### Task to carry out
Select from the data all lines with the word "borcu".

BEGIN Given entries

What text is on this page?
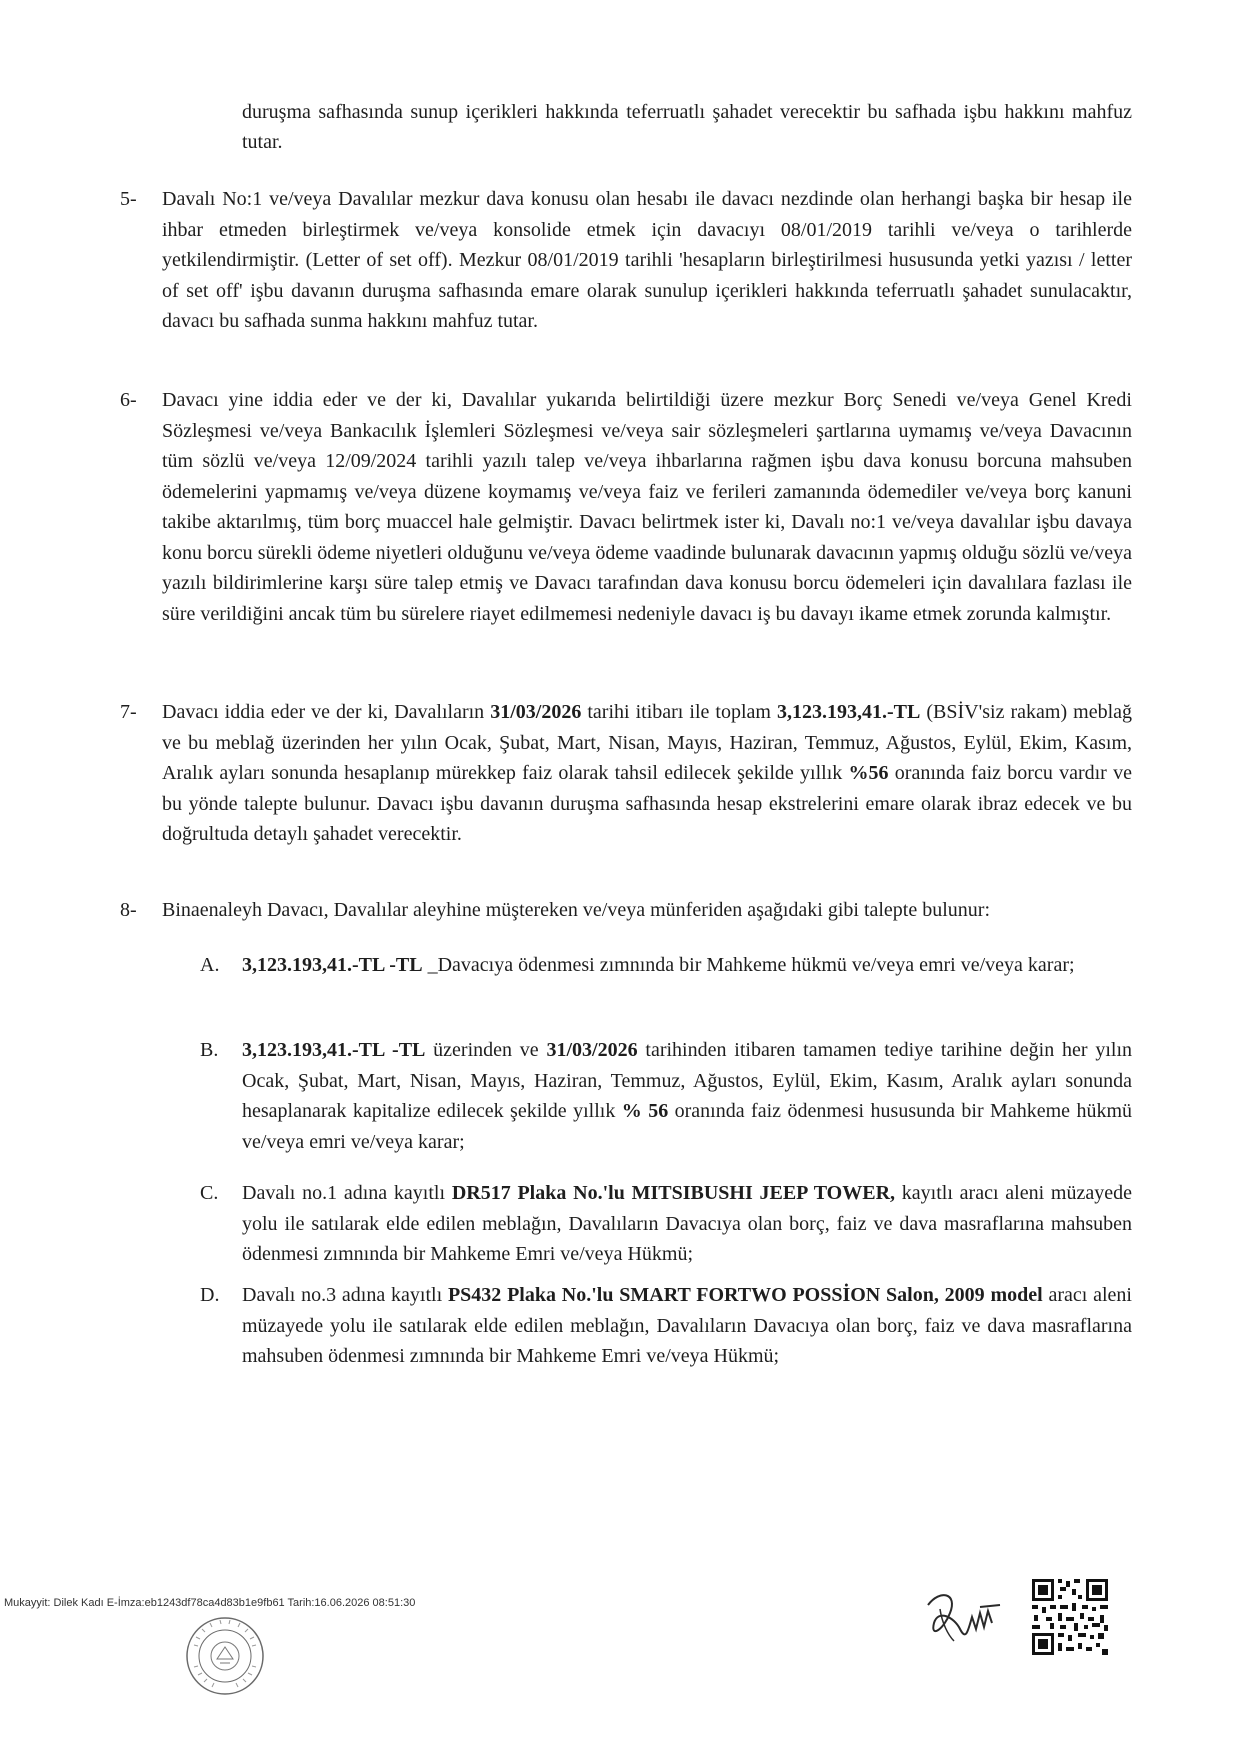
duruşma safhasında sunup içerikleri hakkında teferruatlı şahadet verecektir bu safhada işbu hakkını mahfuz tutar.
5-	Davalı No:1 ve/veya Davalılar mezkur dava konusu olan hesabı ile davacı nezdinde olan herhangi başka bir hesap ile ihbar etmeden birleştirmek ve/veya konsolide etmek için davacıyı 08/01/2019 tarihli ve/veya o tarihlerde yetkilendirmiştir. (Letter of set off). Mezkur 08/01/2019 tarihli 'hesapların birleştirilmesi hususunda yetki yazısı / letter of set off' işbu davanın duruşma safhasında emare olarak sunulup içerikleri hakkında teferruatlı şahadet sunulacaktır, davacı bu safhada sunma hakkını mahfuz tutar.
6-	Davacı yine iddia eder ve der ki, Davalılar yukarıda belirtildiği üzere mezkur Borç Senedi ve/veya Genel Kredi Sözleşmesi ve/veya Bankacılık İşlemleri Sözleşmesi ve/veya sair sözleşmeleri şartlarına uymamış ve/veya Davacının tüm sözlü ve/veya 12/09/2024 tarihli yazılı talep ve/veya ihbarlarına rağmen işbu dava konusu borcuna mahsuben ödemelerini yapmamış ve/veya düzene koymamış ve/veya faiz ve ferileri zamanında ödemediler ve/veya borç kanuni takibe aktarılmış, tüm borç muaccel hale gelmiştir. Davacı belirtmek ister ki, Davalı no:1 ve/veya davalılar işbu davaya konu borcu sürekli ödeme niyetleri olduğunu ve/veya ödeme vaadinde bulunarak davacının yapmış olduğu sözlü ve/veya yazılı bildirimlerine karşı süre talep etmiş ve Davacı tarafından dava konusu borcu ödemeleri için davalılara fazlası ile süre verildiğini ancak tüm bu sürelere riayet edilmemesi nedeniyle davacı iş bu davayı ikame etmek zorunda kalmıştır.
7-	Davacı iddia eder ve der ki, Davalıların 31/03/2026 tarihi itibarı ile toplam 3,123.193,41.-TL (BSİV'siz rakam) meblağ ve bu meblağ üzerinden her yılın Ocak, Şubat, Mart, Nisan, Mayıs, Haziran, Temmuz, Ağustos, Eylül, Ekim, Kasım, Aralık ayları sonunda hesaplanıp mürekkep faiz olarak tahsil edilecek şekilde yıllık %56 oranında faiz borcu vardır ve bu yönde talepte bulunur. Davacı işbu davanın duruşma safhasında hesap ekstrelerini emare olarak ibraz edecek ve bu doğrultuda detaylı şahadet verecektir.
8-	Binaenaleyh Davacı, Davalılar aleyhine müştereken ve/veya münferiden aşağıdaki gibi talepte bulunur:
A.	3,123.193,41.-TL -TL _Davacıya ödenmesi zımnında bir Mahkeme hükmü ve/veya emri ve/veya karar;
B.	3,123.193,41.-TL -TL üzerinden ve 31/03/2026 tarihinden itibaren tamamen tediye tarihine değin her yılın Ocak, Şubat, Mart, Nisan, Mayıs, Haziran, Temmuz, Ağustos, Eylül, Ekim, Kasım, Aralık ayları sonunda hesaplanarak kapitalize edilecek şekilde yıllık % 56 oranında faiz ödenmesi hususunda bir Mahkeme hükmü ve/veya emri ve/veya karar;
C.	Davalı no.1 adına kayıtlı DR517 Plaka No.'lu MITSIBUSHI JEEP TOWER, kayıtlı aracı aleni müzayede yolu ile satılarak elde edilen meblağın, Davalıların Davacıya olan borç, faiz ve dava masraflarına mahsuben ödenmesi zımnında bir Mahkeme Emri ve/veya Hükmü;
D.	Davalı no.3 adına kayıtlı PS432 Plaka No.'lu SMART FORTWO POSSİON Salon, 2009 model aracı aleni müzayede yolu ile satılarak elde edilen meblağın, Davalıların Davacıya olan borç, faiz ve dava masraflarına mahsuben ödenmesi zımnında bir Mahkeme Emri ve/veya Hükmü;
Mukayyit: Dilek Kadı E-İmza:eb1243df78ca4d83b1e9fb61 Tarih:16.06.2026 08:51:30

END Given entries

### Answer for this exercise
6-	Davacı yine iddia eder ve der ki, Davalılar yukarıda belirtildiği üzere mezkur Borç Senedi ve/veya Genel Kredi Sözleşmesi ve/veya Bankacılık İşlemleri Sözleşmesi ve/veya sair sözleşmeleri şartlarına uymamış ve/veya Davacının tüm sözlü ve/veya 12/09/2024 tarihli yazılı talep ve/veya ihbarlarına rağmen işbu dava konusu borcuna mahsuben ödemelerini yapmamış ve/veya düzene koymamış ve/veya faiz ve ferileri zamanında ödemediler ve/veya borç kanuni takibe aktarılmış, tüm borç muaccel hale gelmiştir. Davacı belirtmek ister ki, Davalı no:1 ve/veya davalılar işbu davaya konu borcu sürekli ödeme niyetleri olduğunu ve/veya ödeme vaadinde bulunarak davacının yapmış olduğu sözlü ve/veya yazılı bildirimlerine karşı süre talep etmiş ve Davacı tarafından dava konusu borcu ödemeleri için davalılara fazlası ile süre verildiğini ancak tüm bu sürelere riayet edilmemesi nedeniyle davacı iş bu davayı ikame etmek zorunda kalmıştır.
7-	Davacı iddia eder ve der ki, Davalıların 31/03/2026 tarihi itibarı ile toplam 3,123.193,41.-TL (BSİV'siz rakam) meblağ ve bu meblağ üzerinden her yılın Ocak, Şubat, Mart, Nisan, Mayıs, Haziran, Temmuz, Ağustos, Eylül, Ekim, Kasım, Aralık ayları sonunda hesaplanıp mürekkep faiz olarak tahsil edilecek şekilde yıllık %56 oranında faiz borcu vardır ve bu yönde talepte bulunur. Davacı işbu davanın duruşma safhasında hesap ekstrelerini emare olarak ibraz edecek ve bu doğrultuda detaylı şahadet verecektir.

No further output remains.